▶ [Objective]: Each entry should be quoted word for word, including every mark of punctuation.

▶ [Figure collection entries]:
+++

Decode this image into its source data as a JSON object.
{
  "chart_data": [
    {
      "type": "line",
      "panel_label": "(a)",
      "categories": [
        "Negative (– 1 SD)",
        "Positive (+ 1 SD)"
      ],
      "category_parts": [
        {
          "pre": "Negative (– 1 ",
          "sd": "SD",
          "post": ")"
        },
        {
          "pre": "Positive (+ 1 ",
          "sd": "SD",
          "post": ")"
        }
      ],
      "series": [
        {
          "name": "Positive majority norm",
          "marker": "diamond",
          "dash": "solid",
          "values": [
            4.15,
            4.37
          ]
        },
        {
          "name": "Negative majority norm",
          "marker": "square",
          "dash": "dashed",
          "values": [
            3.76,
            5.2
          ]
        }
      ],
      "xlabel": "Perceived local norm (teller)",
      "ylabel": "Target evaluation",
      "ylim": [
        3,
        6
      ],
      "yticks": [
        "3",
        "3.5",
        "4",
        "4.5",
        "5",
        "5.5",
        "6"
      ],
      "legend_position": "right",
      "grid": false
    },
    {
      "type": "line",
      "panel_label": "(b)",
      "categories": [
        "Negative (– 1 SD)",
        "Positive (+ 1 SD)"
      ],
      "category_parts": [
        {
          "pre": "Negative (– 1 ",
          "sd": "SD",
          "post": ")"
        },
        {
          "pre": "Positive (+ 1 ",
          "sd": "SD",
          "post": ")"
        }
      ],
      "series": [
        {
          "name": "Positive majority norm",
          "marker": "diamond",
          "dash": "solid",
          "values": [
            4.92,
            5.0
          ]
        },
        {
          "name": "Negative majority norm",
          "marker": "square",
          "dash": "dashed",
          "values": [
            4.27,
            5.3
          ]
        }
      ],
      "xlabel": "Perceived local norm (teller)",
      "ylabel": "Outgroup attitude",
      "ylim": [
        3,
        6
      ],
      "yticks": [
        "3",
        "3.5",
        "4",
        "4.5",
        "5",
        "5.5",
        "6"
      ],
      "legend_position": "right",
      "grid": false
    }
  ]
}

+++

▶ [Solution for this problem]:
Decode this image into its source data as a JSON object.
{
  "chart_data": [
    {
      "type": "line",
      "panel_label": "(a)",
      "categories": [
        "Negative (– 1 SD)",
        "Positive (+ 1 SD)"
      ],
      "category_parts": [
        {
          "pre": "Negative (– 1 ",
          "sd": "SD",
          "post": ")"
        },
        {
          "pre": "Positive (+ 1 ",
          "sd": "SD",
          "post": ")"
        }
      ],
      "series": [
        {
          "name": "Positive majority norm",
          "marker": "diamond",
          "dash": "solid",
          "values": [
            4.15,
            4.37
          ]
        },
        {
          "name": "Negative majority norm",
          "marker": "square",
          "dash": "dashed",
          "values": [
            3.76,
            5.2
          ]
        }
      ],
      "xlabel": "Perceived local norm (teller)",
      "ylabel": "Target evaluation",
      "ylim": [
        3,
        6
      ],
      "yticks": [
        "3",
        "3.5",
        "4",
        "4.5",
        "5",
        "5.5",
        "6"
      ],
      "legend_position": "right",
      "grid": false
    },
    {
      "type": "line",
      "panel_label": "(b)",
      "categories": [
        "Negative (– 1 SD)",
        "Positive (+ 1 SD)"
      ],
      "category_parts": [
        {
          "pre": "Negative (– 1 ",
          "sd": "SD",
          "post": ")"
        },
        {
          "pre": "Positive (+ 1 ",
          "sd": "SD",
          "post": ")"
        }
      ],
      "series": [
        {
          "name": "Positive majority norm",
          "marker": "diamond",
          "dash": "solid",
          "values": [
            4.92,
            5.0
          ]
        },
        {
          "name": "Negative majority norm",
          "marker": "square",
          "dash": "dashed",
          "values": [
            4.27,
            5.3
          ]
        }
      ],
      "xlabel": "Perceived local norm (teller)",
      "ylabel": "Outgroup attitude",
      "ylim": [
        3,
        6
      ],
      "yticks": [
        "3",
        "3.5",
        "4",
        "4.5",
        "5",
        "5.5",
        "6"
      ],
      "legend_position": "right",
      "grid": false
    }
  ]
}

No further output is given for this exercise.